Task to carry out -> Identify all lines in the listing that include the word "view", and copy them out.

Stored data ->
+++
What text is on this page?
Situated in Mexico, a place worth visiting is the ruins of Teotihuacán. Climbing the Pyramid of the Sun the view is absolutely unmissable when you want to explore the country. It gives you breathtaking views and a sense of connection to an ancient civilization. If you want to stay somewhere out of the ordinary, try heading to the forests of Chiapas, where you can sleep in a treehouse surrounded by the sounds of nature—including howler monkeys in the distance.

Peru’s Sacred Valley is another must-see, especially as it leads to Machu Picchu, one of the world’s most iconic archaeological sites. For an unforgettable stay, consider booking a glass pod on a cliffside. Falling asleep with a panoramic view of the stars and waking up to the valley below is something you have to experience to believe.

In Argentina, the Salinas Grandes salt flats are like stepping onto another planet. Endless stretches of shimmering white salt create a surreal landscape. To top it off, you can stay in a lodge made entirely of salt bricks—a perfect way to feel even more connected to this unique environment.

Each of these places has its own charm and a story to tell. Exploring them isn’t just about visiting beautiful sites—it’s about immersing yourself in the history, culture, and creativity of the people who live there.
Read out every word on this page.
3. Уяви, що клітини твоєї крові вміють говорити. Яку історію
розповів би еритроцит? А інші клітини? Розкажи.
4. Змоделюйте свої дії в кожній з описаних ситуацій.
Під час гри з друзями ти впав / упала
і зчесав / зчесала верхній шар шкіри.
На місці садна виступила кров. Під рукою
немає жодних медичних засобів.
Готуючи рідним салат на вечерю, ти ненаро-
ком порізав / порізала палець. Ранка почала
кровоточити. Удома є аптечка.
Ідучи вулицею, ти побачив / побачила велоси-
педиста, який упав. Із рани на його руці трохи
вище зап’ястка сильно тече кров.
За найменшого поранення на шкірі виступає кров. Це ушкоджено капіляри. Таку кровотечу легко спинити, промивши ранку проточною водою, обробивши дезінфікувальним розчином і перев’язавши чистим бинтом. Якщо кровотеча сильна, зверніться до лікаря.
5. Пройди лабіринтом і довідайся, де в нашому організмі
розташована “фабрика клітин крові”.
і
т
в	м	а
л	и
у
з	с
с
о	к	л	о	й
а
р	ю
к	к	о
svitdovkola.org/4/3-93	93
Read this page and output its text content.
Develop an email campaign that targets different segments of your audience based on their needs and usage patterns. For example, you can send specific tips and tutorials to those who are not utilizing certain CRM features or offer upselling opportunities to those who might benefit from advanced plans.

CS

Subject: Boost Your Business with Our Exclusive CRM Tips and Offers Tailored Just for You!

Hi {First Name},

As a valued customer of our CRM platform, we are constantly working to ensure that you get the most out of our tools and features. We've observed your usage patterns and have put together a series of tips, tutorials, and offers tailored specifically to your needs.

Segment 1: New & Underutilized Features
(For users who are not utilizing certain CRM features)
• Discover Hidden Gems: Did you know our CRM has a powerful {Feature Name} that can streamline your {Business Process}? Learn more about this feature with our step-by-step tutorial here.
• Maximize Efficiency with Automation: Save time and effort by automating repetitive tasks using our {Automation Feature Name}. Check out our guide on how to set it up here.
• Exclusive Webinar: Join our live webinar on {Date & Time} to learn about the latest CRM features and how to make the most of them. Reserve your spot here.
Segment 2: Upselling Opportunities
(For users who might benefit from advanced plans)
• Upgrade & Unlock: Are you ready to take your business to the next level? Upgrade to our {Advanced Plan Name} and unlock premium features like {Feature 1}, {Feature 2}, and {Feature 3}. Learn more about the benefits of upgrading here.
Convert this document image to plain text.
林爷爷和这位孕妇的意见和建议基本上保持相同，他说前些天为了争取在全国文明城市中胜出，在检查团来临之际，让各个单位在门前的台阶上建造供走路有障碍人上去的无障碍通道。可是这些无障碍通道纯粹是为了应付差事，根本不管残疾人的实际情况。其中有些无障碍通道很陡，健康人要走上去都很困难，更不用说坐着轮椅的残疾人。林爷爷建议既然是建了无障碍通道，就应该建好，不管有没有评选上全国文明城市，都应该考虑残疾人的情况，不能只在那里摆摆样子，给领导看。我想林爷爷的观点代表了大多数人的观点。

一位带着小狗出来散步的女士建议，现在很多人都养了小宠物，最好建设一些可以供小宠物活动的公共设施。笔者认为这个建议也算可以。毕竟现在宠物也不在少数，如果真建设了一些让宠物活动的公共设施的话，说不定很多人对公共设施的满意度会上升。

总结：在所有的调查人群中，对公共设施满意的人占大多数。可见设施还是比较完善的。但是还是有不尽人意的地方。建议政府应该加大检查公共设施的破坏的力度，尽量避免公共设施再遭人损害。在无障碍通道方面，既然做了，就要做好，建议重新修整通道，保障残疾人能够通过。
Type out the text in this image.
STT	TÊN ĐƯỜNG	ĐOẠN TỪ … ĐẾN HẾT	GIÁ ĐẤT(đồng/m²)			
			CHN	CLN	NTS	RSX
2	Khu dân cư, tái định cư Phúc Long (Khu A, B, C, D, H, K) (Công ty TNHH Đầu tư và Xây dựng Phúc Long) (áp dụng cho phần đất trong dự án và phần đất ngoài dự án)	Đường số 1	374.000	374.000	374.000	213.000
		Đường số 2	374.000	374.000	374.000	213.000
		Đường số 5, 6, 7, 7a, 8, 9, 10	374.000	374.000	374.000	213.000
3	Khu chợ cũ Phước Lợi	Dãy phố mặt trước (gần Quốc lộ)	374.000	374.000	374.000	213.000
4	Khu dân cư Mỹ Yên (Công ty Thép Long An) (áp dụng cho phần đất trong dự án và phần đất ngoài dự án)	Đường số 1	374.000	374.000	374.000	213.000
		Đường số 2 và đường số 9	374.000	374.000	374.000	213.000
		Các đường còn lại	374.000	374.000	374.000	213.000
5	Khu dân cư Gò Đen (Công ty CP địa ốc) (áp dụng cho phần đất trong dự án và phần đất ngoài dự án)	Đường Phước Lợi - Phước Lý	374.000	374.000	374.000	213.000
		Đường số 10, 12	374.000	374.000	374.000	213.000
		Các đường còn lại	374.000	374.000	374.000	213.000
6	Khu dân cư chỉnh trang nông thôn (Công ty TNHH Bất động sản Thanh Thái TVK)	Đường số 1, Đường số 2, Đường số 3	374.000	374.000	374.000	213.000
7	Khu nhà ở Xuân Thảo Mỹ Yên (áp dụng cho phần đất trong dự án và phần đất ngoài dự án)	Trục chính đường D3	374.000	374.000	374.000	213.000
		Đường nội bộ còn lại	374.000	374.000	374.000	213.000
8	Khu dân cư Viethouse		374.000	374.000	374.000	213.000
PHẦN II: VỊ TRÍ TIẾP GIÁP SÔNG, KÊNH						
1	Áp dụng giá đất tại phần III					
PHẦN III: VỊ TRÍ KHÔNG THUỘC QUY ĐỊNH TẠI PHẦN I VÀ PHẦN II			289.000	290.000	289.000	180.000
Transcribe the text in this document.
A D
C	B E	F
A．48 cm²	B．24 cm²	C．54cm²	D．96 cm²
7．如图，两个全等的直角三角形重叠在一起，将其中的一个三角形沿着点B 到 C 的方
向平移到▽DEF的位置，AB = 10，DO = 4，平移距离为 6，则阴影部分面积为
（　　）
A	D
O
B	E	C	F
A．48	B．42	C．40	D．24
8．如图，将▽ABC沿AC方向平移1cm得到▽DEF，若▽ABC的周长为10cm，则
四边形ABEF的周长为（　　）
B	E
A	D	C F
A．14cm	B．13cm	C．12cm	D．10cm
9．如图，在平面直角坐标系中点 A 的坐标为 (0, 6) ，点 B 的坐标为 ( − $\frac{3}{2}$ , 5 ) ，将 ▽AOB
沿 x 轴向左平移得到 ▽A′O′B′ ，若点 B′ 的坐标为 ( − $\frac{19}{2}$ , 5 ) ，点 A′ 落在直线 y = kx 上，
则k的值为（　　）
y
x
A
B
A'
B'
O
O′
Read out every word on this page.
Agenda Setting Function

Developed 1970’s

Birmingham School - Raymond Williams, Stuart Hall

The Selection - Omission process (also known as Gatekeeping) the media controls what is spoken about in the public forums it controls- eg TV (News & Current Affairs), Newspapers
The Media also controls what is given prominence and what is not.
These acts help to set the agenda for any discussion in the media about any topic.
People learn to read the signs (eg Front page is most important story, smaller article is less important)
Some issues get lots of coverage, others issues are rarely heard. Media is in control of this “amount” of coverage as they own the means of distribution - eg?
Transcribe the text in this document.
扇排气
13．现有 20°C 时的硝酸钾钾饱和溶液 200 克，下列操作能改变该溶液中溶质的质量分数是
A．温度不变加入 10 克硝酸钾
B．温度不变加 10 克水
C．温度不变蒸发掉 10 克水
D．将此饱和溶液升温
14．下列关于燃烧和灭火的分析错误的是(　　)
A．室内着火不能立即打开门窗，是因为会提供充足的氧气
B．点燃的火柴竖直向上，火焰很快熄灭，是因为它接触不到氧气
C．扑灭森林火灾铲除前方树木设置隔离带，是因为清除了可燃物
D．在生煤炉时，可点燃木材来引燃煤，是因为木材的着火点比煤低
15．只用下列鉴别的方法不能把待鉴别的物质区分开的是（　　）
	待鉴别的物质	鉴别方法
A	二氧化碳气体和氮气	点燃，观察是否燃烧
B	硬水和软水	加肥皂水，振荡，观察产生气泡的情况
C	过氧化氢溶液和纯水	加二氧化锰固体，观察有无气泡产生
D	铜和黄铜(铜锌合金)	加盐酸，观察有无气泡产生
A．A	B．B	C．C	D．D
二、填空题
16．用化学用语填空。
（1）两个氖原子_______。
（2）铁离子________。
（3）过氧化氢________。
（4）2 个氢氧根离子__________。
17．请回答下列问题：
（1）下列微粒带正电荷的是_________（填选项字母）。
+++
Output for this exercise ->
Situated in Mexico, a place worth visiting is the ruins of Teotihuacán. Climbing the Pyramid of the Sun the view is absolutely unmissable when you want to explore the country. It gives you breathtaking views and a sense of connection to an ancient civilization. If you want to stay somewhere out of the ordinary, try heading to the forests of Chiapas, where you can sleep in a treehouse surrounded by the sounds of nature—including howler monkeys in the distance.
Peru’s Sacred Valley is another must-see, especially as it leads to Machu Picchu, one of the world’s most iconic archaeological sites. For an unforgettable stay, consider booking a glass pod on a cliffside. Falling asleep with a panoramic view of the stars and waking up to the valley below is something you have to experience to believe.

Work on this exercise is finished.